WHAT YOU HAVE TO DO:
Output each line exactly as it appears, skipping any embedded picture.

═══ SUPPLIED DATA

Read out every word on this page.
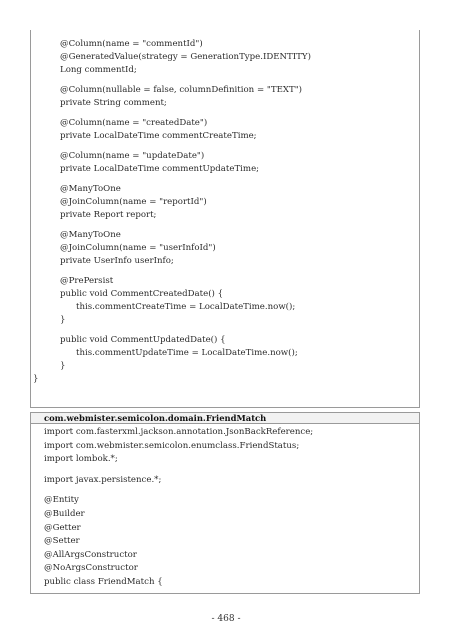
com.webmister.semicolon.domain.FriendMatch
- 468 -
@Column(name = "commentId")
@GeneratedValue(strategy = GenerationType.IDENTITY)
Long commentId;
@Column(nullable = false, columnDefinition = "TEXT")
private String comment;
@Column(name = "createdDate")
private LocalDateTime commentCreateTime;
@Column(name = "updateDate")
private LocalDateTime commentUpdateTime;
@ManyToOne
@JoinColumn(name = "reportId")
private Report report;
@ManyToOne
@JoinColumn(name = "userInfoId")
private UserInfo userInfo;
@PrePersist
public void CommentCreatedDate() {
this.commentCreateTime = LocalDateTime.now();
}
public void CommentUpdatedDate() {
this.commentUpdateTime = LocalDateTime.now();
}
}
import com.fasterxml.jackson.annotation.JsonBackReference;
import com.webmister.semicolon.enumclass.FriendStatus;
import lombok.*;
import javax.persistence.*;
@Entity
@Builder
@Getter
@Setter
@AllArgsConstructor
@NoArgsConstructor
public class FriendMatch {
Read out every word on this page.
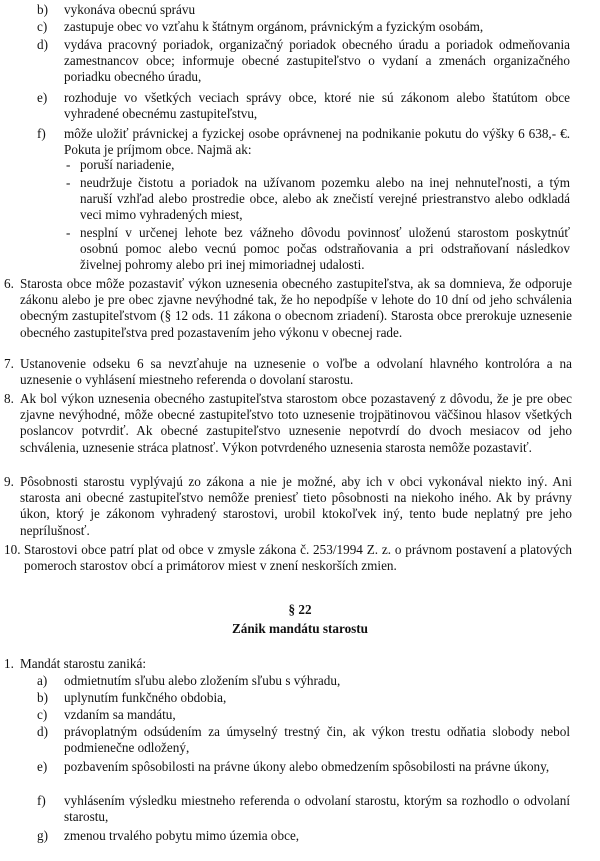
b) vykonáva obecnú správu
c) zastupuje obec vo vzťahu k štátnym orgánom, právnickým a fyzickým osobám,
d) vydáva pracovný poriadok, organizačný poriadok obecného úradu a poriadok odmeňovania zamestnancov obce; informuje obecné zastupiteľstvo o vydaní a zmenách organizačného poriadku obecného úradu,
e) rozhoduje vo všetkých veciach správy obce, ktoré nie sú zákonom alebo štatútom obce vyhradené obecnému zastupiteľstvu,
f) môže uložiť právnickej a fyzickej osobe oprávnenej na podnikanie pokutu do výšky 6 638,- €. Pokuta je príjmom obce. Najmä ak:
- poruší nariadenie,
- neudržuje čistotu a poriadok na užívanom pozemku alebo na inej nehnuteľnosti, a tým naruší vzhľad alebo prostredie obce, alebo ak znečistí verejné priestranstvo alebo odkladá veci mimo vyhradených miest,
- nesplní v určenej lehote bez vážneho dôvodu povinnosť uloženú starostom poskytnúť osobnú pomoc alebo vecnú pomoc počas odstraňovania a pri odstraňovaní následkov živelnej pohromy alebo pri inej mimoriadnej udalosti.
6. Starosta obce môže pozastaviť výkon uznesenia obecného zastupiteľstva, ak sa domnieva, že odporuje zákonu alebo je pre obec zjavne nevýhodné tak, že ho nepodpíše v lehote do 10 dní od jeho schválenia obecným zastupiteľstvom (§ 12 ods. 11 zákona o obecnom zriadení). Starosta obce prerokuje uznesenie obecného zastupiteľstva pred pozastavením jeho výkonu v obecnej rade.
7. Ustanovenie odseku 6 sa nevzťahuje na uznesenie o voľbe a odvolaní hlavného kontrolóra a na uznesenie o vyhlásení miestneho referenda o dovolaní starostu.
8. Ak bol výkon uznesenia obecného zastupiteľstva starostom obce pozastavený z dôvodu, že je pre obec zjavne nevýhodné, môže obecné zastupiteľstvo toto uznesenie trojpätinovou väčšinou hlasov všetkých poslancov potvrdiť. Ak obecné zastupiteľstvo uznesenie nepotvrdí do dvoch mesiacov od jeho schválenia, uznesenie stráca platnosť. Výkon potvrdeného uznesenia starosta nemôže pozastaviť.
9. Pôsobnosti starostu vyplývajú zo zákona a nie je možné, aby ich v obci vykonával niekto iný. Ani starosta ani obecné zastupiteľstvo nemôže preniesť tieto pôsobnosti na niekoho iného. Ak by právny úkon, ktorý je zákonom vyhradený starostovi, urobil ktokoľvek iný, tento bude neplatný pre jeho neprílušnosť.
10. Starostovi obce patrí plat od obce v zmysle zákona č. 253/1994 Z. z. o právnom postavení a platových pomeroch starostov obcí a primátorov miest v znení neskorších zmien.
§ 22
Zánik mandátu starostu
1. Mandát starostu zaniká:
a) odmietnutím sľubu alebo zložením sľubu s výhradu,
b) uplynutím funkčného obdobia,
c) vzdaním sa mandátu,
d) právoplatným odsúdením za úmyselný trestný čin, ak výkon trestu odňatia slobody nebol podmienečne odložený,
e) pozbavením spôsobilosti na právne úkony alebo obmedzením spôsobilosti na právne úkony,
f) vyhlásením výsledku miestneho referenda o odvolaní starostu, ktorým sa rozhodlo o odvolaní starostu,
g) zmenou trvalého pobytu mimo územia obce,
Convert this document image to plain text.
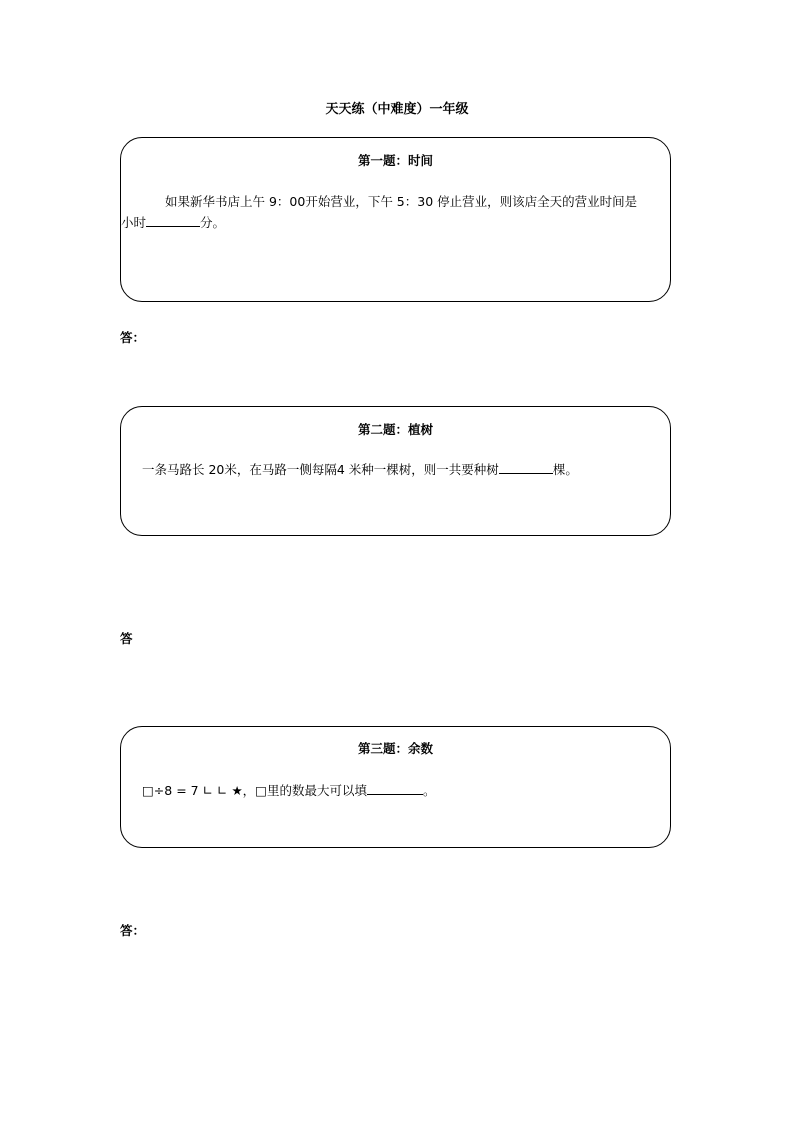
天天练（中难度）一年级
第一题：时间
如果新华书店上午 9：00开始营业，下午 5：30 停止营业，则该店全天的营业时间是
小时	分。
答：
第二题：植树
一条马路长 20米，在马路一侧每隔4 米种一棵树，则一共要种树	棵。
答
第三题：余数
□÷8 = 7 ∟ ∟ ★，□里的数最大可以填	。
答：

══════

FULL RESPONSE:
Read out every word on this page.
com.webmister.semicolon.domain.FriendMatch
- 468 -
@Column(name = "commentId")
@GeneratedValue(strategy = GenerationType.IDENTITY)
Long commentId;
@Column(nullable = false, columnDefinition = "TEXT")
private String comment;
@Column(name = "createdDate")
private LocalDateTime commentCreateTime;
@Column(name = "updateDate")
private LocalDateTime commentUpdateTime;
@ManyToOne
@JoinColumn(name = "reportId")
private Report report;
@ManyToOne
@JoinColumn(name = "userInfoId")
private UserInfo userInfo;
@PrePersist
public void CommentCreatedDate() {
this.commentCreateTime = LocalDateTime.now();
}
public void CommentUpdatedDate() {
this.commentUpdateTime = LocalDateTime.now();
}
}
import com.fasterxml.jackson.annotation.JsonBackReference;
import com.webmister.semicolon.enumclass.FriendStatus;
import lombok.*;
import javax.persistence.*;
@Entity
@Builder
@Getter
@Setter
@AllArgsConstructor
@NoArgsConstructor
public class FriendMatch {
Read out every word on this page.
b) vykonáva obecnú správu
c) zastupuje obec vo vzťahu k štátnym orgánom, právnickým a fyzickým osobám,
d) vydáva pracovný poriadok, organizačný poriadok obecného úradu a poriadok odmeňovania zamestnancov obce; informuje obecné zastupiteľstvo o vydaní a zmenách organizačného poriadku obecného úradu,
e) rozhoduje vo všetkých veciach správy obce, ktoré nie sú zákonom alebo štatútom obce vyhradené obecnému zastupiteľstvu,
f) môže uložiť právnickej a fyzickej osobe oprávnenej na podnikanie pokutu do výšky 6 638,- €. Pokuta je príjmom obce. Najmä ak:
- poruší nariadenie,
- neudržuje čistotu a poriadok na užívanom pozemku alebo na inej nehnuteľnosti, a tým naruší vzhľad alebo prostredie obce, alebo ak znečistí verejné priestranstvo alebo odkladá veci mimo vyhradených miest,
- nesplní v určenej lehote bez vážneho dôvodu povinnosť uloženú starostom poskytnúť osobnú pomoc alebo vecnú pomoc počas odstraňovania a pri odstraňovaní následkov živelnej pohromy alebo pri inej mimoriadnej udalosti.
6. Starosta obce môže pozastaviť výkon uznesenia obecného zastupiteľstva, ak sa domnieva, že odporuje zákonu alebo je pre obec zjavne nevýhodné tak, že ho nepodpíše v lehote do 10 dní od jeho schválenia obecným zastupiteľstvom (§ 12 ods. 11 zákona o obecnom zriadení). Starosta obce prerokuje uznesenie obecného zastupiteľstva pred pozastavením jeho výkonu v obecnej rade.
7. Ustanovenie odseku 6 sa nevzťahuje na uznesenie o voľbe a odvolaní hlavného kontrolóra a na uznesenie o vyhlásení miestneho referenda o dovolaní starostu.
8. Ak bol výkon uznesenia obecného zastupiteľstva starostom obce pozastavený z dôvodu, že je pre obec zjavne nevýhodné, môže obecné zastupiteľstvo toto uznesenie trojpätinovou väčšinou hlasov všetkých poslancov potvrdiť. Ak obecné zastupiteľstvo uznesenie nepotvrdí do dvoch mesiacov od jeho schválenia, uznesenie stráca platnosť. Výkon potvrdeného uznesenia starosta nemôže pozastaviť.
9. Pôsobnosti starostu vyplývajú zo zákona a nie je možné, aby ich v obci vykonával niekto iný. Ani starosta ani obecné zastupiteľstvo nemôže preniesť tieto pôsobnosti na niekoho iného. Ak by právny úkon, ktorý je zákonom vyhradený starostovi, urobil ktokoľvek iný, tento bude neplatný pre jeho neprílušnosť.
10. Starostovi obce patrí plat od obce v zmysle zákona č. 253/1994 Z. z. o právnom postavení a platových pomeroch starostov obcí a primátorov miest v znení neskorších zmien.
§ 22
Zánik mandátu starostu
1. Mandát starostu zaniká:
a) odmietnutím sľubu alebo zložením sľubu s výhradu,
b) uplynutím funkčného obdobia,
c) vzdaním sa mandátu,
d) právoplatným odsúdením za úmyselný trestný čin, ak výkon trestu odňatia slobody nebol podmienečne odložený,
e) pozbavením spôsobilosti na právne úkony alebo obmedzením spôsobilosti na právne úkony,
f) vyhlásením výsledku miestneho referenda o odvolaní starostu, ktorým sa rozhodlo o odvolaní starostu,
g) zmenou trvalého pobytu mimo územia obce,
Convert this document image to plain text.
天天练（中难度）一年级
第一题：时间
如果新华书店上午 9：00开始营业，下午 5：30 停止营业，则该店全天的营业时间是
小时	分。
答：
第二题：植树
一条马路长 20米，在马路一侧每隔4 米种一棵树，则一共要种树	棵。
答
第三题：余数
□÷8 = 7 ∟ ∟ ★，□里的数最大可以填	。
答：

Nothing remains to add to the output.